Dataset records
.....

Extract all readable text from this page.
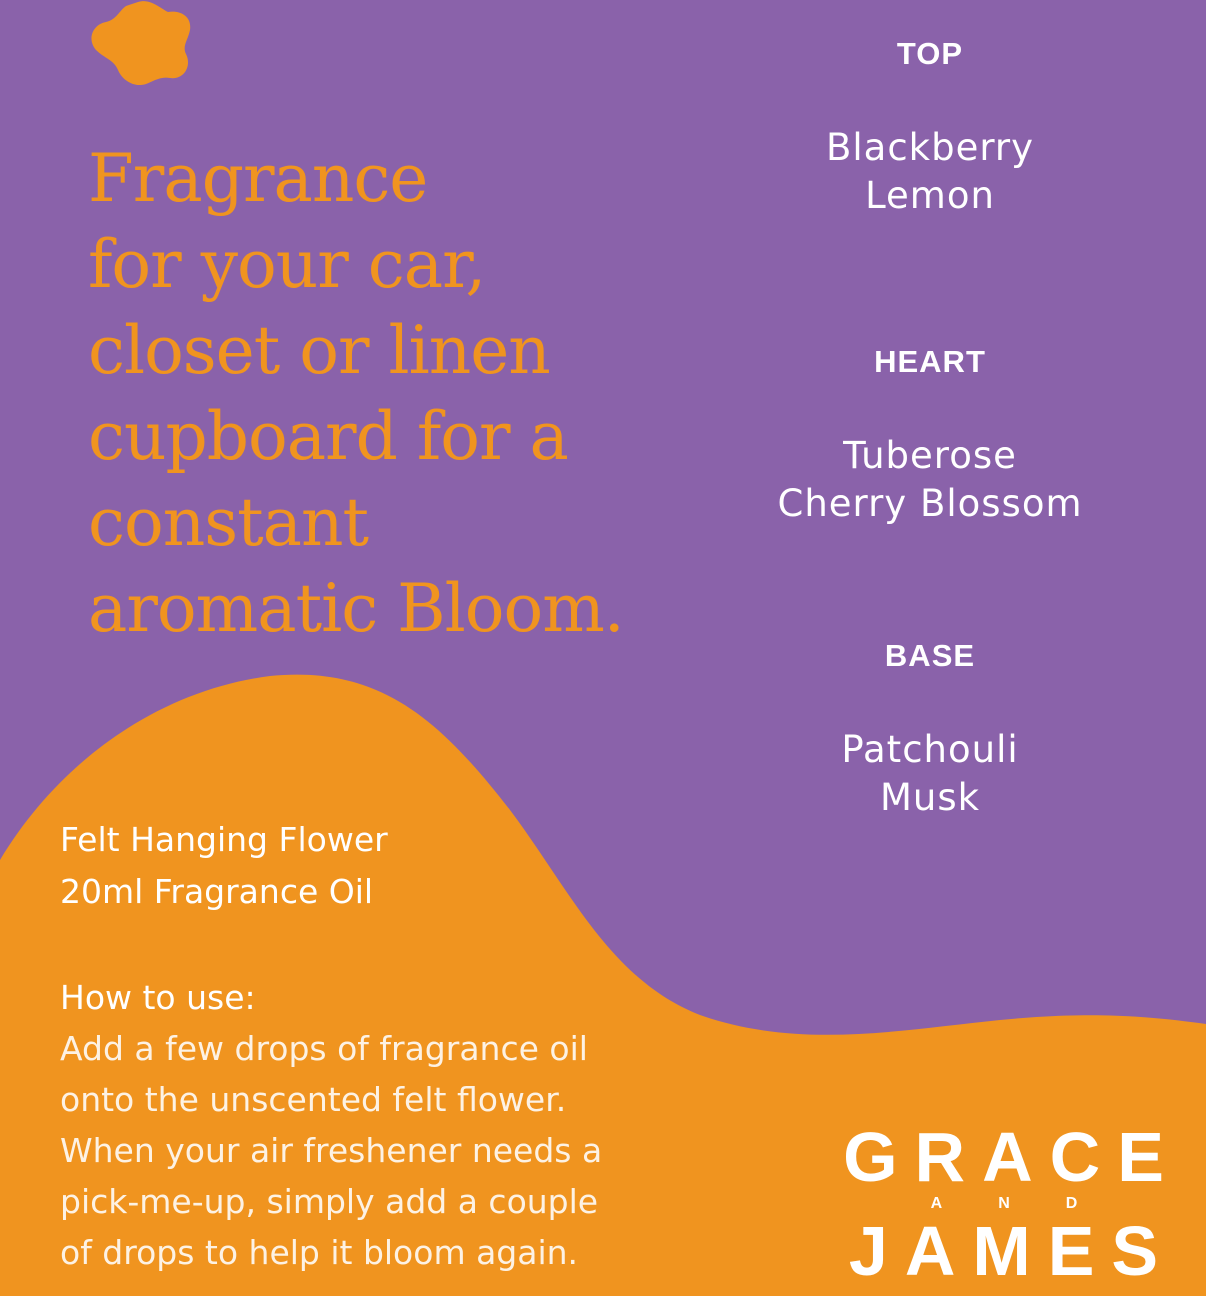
Fragrance
for your car,
closet or linen
cupboard for a
constant
aromatic Bloom.
TOP
Blackberry
Lemon
HEART
Tuberose
Cherry Blossom
BASE
Patchouli
Musk
Felt Hanging Flower
20ml Fragrance Oil
How to use:
Add a few drops of fragrance oil
onto the unscented felt flower.
When your air freshener needs a
pick-me-up, simply add a couple
of drops to help it bloom again.
GRACE
AND
JAMES
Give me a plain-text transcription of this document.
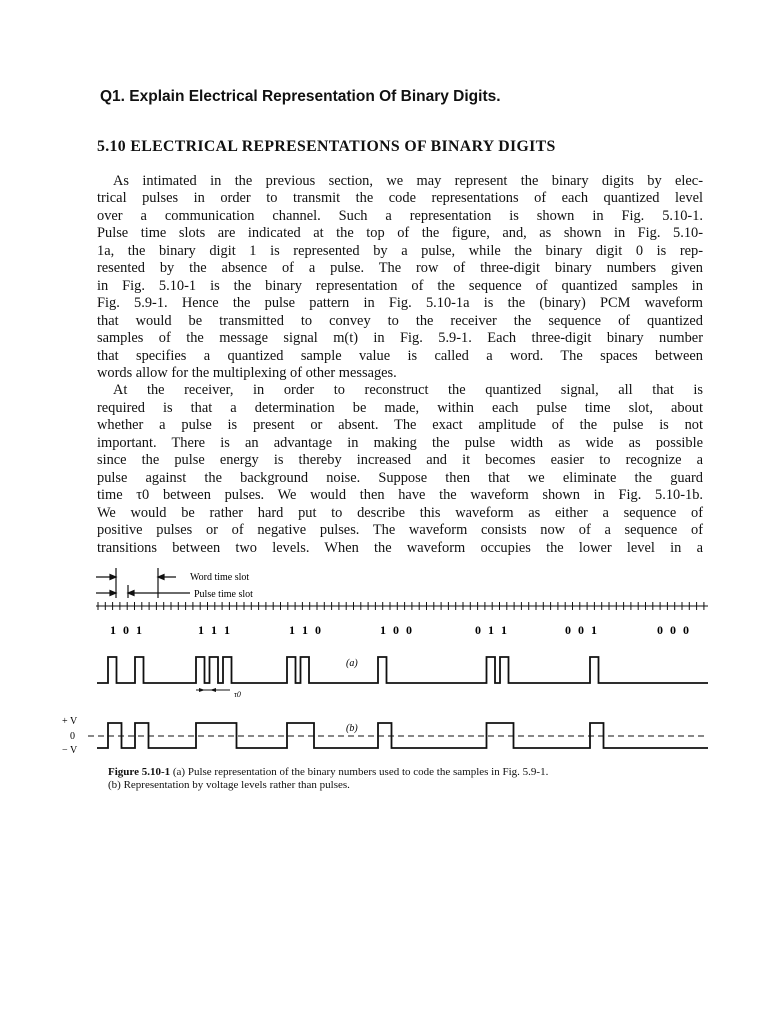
Q1. Explain Electrical Representation Of Binary Digits.
5.10 ELECTRICAL REPRESENTATIONS OF BINARY DIGITS
As intimated in the previous section, we may represent the binary digits by elec-
trical pulses in order to transmit the code representations of each quantized level
over a communication channel. Such a representation is shown in Fig. 5.10-1.
Pulse time slots are indicated at the top of the figure, and, as shown in Fig. 5.10-
1a, the binary digit 1 is represented by a pulse, while the binary digit 0 is rep-
resented by the absence of a pulse. The row of three-digit binary numbers given
in Fig. 5.10-1 is the binary representation of the sequence of quantized samples in
Fig. 5.9-1. Hence the pulse pattern in Fig. 5.10-1a is the (binary) PCM waveform
that would be transmitted to convey to the receiver the sequence of quantized
samples of the message signal m(t) in Fig. 5.9-1. Each three-digit binary number
that specifies a quantized sample value is called a word. The spaces between
words allow for the multiplexing of other messages.
At the receiver, in order to reconstruct the quantized signal, all that is
required is that a determination be made, within each pulse time slot, about
whether a pulse is present or absent. The exact amplitude of the pulse is not
important. There is an advantage in making the pulse width as wide as possible
since the pulse energy is thereby increased and it becomes easier to recognize a
pulse against the background noise. Suppose then that we eliminate the guard
time τ0 between pulses. We would then have the waveform shown in Fig. 5.10-1b.
We would be rather hard put to describe this waveform as either a sequence of
positive pulses or of negative pulses. The waveform consists now of a sequence of
transitions between two levels. When the waveform occupies the lower level in a
1 0 1	1 1 1	1 1 0	1 0 0	0 1 1	0 0 1	0 0 0
Word time slot
Pulse time slot
(a)
(b)
τ0
+ V
0
− V
Figure 5.10-1 (a) Pulse representation of the binary numbers used to code the samples in Fig. 5.9-1.
(b) Representation by voltage levels rather than pulses.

.....

What this task involves
Quote the data above in full and without alteration; skip the pictures.

Task response
Extract all readable text from this page.
Fragrance
for your car,
closet or linen
cupboard for a
constant
aromatic Bloom.
TOP
Blackberry
Lemon
HEART
Tuberose
Cherry Blossom
BASE
Patchouli
Musk
Felt Hanging Flower
20ml Fragrance Oil
How to use:
Add a few drops of fragrance oil
onto the unscented felt flower.
When your air freshener needs a
pick-me-up, simply add a couple
of drops to help it bloom again.
GRACE
AND
JAMES
Give me a plain-text transcription of this document.
Q1. Explain Electrical Representation Of Binary Digits.
5.10 ELECTRICAL REPRESENTATIONS OF BINARY DIGITS
As intimated in the previous section, we may represent the binary digits by elec-
trical pulses in order to transmit the code representations of each quantized level
over a communication channel. Such a representation is shown in Fig. 5.10-1.
Pulse time slots are indicated at the top of the figure, and, as shown in Fig. 5.10-
1a, the binary digit 1 is represented by a pulse, while the binary digit 0 is rep-
resented by the absence of a pulse. The row of three-digit binary numbers given
in Fig. 5.10-1 is the binary representation of the sequence of quantized samples in
Fig. 5.9-1. Hence the pulse pattern in Fig. 5.10-1a is the (binary) PCM waveform
that would be transmitted to convey to the receiver the sequence of quantized
samples of the message signal m(t) in Fig. 5.9-1. Each three-digit binary number
that specifies a quantized sample value is called a word. The spaces between
words allow for the multiplexing of other messages.
At the receiver, in order to reconstruct the quantized signal, all that is
required is that a determination be made, within each pulse time slot, about
whether a pulse is present or absent. The exact amplitude of the pulse is not
important. There is an advantage in making the pulse width as wide as possible
since the pulse energy is thereby increased and it becomes easier to recognize a
pulse against the background noise. Suppose then that we eliminate the guard
time τ0 between pulses. We would then have the waveform shown in Fig. 5.10-1b.
We would be rather hard put to describe this waveform as either a sequence of
positive pulses or of negative pulses. The waveform consists now of a sequence of
transitions between two levels. When the waveform occupies the lower level in a
1 0 1	1 1 1	1 1 0	1 0 0	0 1 1	0 0 1	0 0 0
Word time slot
Pulse time slot
(a)
(b)
τ0
+ V
0
− V
Figure 5.10-1 (a) Pulse representation of the binary numbers used to code the samples in Fig. 5.9-1.
(b) Representation by voltage levels rather than pulses.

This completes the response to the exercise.